**GOAL**
Swap every "data-point-marker" in the items below for "scatter-point", and write all of the items out again with nothing else changed. Leave the pictures out.

**LISTED RECORDS**
- - - - - - -
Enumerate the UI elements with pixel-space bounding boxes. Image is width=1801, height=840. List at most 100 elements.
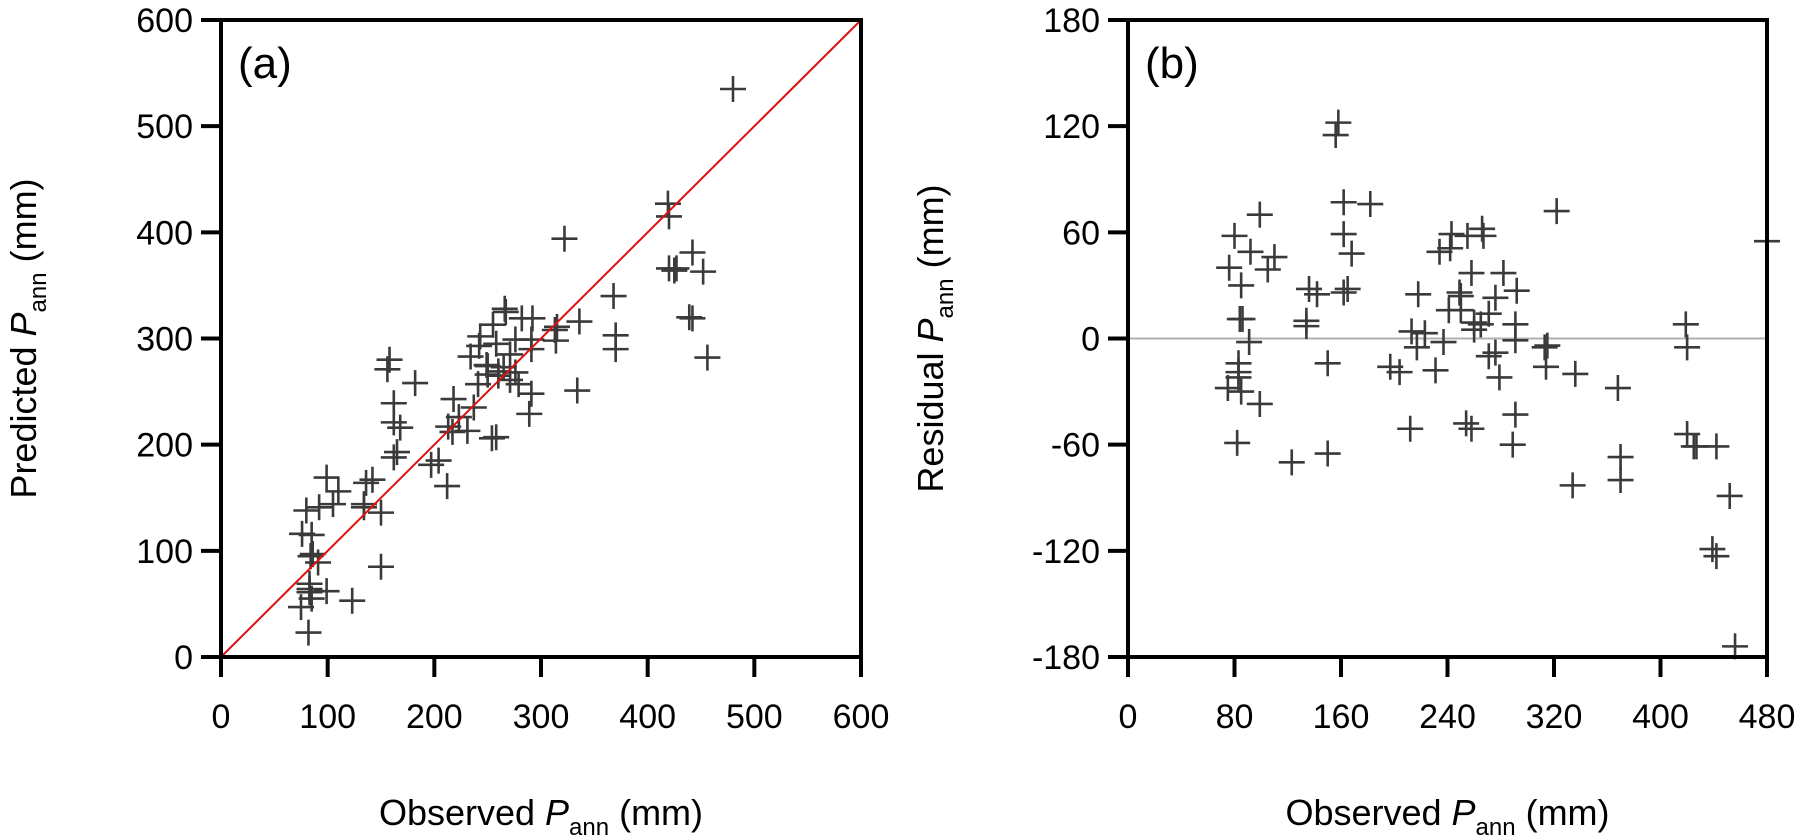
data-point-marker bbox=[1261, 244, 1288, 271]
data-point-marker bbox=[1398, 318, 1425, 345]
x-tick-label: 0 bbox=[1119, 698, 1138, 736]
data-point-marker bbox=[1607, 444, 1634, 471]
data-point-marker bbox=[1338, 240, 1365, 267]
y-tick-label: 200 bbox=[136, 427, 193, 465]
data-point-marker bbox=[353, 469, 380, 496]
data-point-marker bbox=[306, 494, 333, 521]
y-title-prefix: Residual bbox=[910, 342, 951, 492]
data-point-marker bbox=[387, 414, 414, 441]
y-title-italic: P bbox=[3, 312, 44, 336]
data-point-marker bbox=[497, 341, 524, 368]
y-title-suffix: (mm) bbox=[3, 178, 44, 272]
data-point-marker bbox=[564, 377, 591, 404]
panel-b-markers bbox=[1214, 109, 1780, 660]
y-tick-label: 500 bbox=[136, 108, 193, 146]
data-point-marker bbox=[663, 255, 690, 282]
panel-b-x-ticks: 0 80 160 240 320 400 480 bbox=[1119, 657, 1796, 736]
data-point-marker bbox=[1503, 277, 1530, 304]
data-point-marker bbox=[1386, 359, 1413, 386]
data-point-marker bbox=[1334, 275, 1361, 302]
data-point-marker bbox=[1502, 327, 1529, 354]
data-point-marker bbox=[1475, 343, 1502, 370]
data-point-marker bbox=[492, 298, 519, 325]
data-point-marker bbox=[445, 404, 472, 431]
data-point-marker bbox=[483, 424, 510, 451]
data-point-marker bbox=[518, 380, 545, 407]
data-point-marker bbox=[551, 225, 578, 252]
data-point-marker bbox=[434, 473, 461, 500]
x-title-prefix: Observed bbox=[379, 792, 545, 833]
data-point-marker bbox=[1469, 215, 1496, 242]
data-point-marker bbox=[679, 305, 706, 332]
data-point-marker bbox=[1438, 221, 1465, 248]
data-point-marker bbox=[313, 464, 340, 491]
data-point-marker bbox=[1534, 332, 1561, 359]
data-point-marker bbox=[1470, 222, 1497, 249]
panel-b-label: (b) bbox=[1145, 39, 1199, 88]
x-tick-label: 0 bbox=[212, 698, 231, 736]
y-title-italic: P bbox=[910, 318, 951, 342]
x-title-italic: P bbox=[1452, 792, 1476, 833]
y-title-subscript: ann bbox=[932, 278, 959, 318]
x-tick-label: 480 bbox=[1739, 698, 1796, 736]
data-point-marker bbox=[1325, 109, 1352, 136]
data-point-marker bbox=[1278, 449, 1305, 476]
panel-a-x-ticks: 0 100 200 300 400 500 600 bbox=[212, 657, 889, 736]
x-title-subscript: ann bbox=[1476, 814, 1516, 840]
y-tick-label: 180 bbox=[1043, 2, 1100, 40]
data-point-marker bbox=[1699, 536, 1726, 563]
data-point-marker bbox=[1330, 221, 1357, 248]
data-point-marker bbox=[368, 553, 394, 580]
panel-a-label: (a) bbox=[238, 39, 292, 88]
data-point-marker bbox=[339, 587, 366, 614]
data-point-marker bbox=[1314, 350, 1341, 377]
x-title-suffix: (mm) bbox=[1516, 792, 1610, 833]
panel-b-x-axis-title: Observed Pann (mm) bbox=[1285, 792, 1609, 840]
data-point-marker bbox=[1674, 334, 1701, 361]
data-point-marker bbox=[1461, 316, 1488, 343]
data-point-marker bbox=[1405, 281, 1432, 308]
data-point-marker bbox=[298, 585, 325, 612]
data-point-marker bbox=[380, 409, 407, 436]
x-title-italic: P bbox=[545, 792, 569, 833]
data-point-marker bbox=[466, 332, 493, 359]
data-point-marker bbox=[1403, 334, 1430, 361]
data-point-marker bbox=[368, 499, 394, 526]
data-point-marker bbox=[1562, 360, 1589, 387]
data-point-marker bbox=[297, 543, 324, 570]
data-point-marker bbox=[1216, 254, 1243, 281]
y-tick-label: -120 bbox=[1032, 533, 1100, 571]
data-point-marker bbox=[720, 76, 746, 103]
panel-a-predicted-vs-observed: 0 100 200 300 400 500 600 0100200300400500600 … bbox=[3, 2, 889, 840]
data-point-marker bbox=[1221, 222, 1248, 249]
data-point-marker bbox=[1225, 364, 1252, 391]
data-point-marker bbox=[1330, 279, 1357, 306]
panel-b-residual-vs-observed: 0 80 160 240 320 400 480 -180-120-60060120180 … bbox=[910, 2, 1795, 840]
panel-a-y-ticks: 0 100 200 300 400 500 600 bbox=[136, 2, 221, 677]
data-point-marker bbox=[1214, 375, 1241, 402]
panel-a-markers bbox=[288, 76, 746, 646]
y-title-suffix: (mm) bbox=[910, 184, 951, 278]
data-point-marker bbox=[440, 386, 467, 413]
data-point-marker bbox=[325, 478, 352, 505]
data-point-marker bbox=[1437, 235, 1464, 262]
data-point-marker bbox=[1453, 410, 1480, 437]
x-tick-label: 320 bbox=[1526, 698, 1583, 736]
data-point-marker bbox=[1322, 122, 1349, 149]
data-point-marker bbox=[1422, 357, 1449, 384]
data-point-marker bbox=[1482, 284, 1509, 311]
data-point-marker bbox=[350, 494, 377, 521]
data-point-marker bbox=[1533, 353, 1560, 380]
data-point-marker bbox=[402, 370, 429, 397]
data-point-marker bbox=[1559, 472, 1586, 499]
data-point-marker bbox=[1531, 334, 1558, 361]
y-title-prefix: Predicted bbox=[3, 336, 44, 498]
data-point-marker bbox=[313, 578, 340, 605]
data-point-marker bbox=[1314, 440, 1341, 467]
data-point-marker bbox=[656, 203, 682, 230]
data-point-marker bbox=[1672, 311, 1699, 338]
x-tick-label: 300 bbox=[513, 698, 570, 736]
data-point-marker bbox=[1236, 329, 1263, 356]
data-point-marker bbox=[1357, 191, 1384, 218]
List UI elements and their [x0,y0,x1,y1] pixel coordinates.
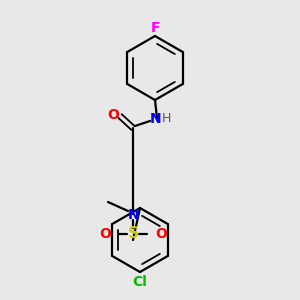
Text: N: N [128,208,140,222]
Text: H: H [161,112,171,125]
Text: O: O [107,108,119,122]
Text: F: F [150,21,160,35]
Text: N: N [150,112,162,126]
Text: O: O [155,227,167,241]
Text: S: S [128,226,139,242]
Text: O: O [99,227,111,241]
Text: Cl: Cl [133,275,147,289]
- - - - - - -
**THE RESULT**
Enumerate the UI elements with pixel-space bounding boxes. Image is width=1801, height=840. List at most 100 elements.
scatter-point bbox=[1261, 244, 1288, 271]
scatter-point bbox=[1398, 318, 1425, 345]
x-tick-label: 0 bbox=[1119, 698, 1138, 736]
scatter-point bbox=[1607, 444, 1634, 471]
scatter-point bbox=[1338, 240, 1365, 267]
y-tick-label: 200 bbox=[136, 427, 193, 465]
scatter-point bbox=[353, 469, 380, 496]
scatter-point bbox=[306, 494, 333, 521]
y-title-prefix: Residual bbox=[910, 342, 951, 492]
scatter-point bbox=[387, 414, 414, 441]
y-title-italic: P bbox=[3, 312, 44, 336]
scatter-point bbox=[497, 341, 524, 368]
y-title-suffix: (mm) bbox=[3, 178, 44, 272]
scatter-point bbox=[564, 377, 591, 404]
panel-b-markers bbox=[1214, 109, 1780, 660]
y-tick-label: 500 bbox=[136, 108, 193, 146]
scatter-point bbox=[663, 255, 690, 282]
panel-b-x-ticks: 0 80 160 240 320 400 480 bbox=[1119, 657, 1796, 736]
scatter-point bbox=[1503, 277, 1530, 304]
scatter-point bbox=[1386, 359, 1413, 386]
scatter-point bbox=[1334, 275, 1361, 302]
scatter-point bbox=[1502, 327, 1529, 354]
scatter-point bbox=[1475, 343, 1502, 370]
scatter-point bbox=[492, 298, 519, 325]
scatter-point bbox=[445, 404, 472, 431]
scatter-point bbox=[483, 424, 510, 451]
scatter-point bbox=[518, 380, 545, 407]
scatter-point bbox=[551, 225, 578, 252]
scatter-point bbox=[434, 473, 461, 500]
x-title-prefix: Observed bbox=[379, 792, 545, 833]
scatter-point bbox=[1469, 215, 1496, 242]
scatter-point bbox=[679, 305, 706, 332]
scatter-point bbox=[1438, 221, 1465, 248]
scatter-point bbox=[313, 464, 340, 491]
scatter-point bbox=[1534, 332, 1561, 359]
scatter-point bbox=[1470, 222, 1497, 249]
panel-b-label: (b) bbox=[1145, 39, 1199, 88]
x-tick-label: 0 bbox=[212, 698, 231, 736]
y-title-italic: P bbox=[910, 318, 951, 342]
x-title-italic: P bbox=[1452, 792, 1476, 833]
y-title-subscript: ann bbox=[932, 278, 959, 318]
x-tick-label: 480 bbox=[1739, 698, 1796, 736]
scatter-point bbox=[1325, 109, 1352, 136]
scatter-point bbox=[1278, 449, 1305, 476]
panel-a-x-ticks: 0 100 200 300 400 500 600 bbox=[212, 657, 889, 736]
x-title-subscript: ann bbox=[1476, 814, 1516, 840]
y-tick-label: 180 bbox=[1043, 2, 1100, 40]
scatter-point bbox=[1699, 536, 1726, 563]
scatter-point bbox=[1330, 221, 1357, 248]
scatter-point bbox=[368, 553, 394, 580]
panel-a-label: (a) bbox=[238, 39, 292, 88]
scatter-point bbox=[339, 587, 366, 614]
scatter-point bbox=[1314, 350, 1341, 377]
x-title-suffix: (mm) bbox=[1516, 792, 1610, 833]
panel-b-x-axis-title: Observed Pann (mm) bbox=[1285, 792, 1609, 840]
scatter-point bbox=[1674, 334, 1701, 361]
scatter-point bbox=[1461, 316, 1488, 343]
scatter-point bbox=[1405, 281, 1432, 308]
scatter-point bbox=[298, 585, 325, 612]
scatter-point bbox=[380, 409, 407, 436]
x-title-italic: P bbox=[545, 792, 569, 833]
scatter-point bbox=[466, 332, 493, 359]
scatter-point bbox=[1403, 334, 1430, 361]
scatter-point bbox=[368, 499, 394, 526]
scatter-point bbox=[1562, 360, 1589, 387]
scatter-point bbox=[297, 543, 324, 570]
scatter-point bbox=[1216, 254, 1243, 281]
y-tick-label: -120 bbox=[1032, 533, 1100, 571]
scatter-point bbox=[720, 76, 746, 103]
panel-a-predicted-vs-observed: 0 100 200 300 400 500 600 0100200300400500600 … bbox=[3, 2, 889, 840]
scatter-point bbox=[1221, 222, 1248, 249]
scatter-point bbox=[1225, 364, 1252, 391]
scatter-point bbox=[1330, 279, 1357, 306]
panel-b-residual-vs-observed: 0 80 160 240 320 400 480 -180-120-60060120180 … bbox=[910, 2, 1795, 840]
panel-a-y-ticks: 0 100 200 300 400 500 600 bbox=[136, 2, 221, 677]
scatter-point bbox=[1214, 375, 1241, 402]
panel-a-markers bbox=[288, 76, 746, 646]
y-title-suffix: (mm) bbox=[910, 184, 951, 278]
scatter-point bbox=[440, 386, 467, 413]
scatter-point bbox=[325, 478, 352, 505]
scatter-point bbox=[1437, 235, 1464, 262]
scatter-point bbox=[1453, 410, 1480, 437]
x-tick-label: 320 bbox=[1526, 698, 1583, 736]
scatter-point bbox=[1322, 122, 1349, 149]
scatter-point bbox=[1422, 357, 1449, 384]
scatter-point bbox=[1482, 284, 1509, 311]
scatter-point bbox=[350, 494, 377, 521]
scatter-point bbox=[1533, 353, 1560, 380]
scatter-point bbox=[402, 370, 429, 397]
scatter-point bbox=[1559, 472, 1586, 499]
scatter-point bbox=[1531, 334, 1558, 361]
y-title-prefix: Predicted bbox=[3, 336, 44, 498]
scatter-point bbox=[313, 578, 340, 605]
scatter-point bbox=[1314, 440, 1341, 467]
scatter-point bbox=[656, 203, 682, 230]
scatter-point bbox=[1672, 311, 1699, 338]
x-tick-label: 300 bbox=[513, 698, 570, 736]
scatter-point bbox=[1236, 329, 1263, 356]
scatter-point bbox=[1357, 191, 1384, 218]
List UI elements and their [x0,y0,x1,y1] pixel coordinates.
Text: N: N [128,208,140,222]
Text: H: H [161,112,171,125]
Text: O: O [107,108,119,122]
Text: F: F [150,21,160,35]
Text: N: N [150,112,162,126]
Text: O: O [155,227,167,241]
Text: S: S [128,226,139,242]
Text: O: O [99,227,111,241]
Text: Cl: Cl [133,275,147,289]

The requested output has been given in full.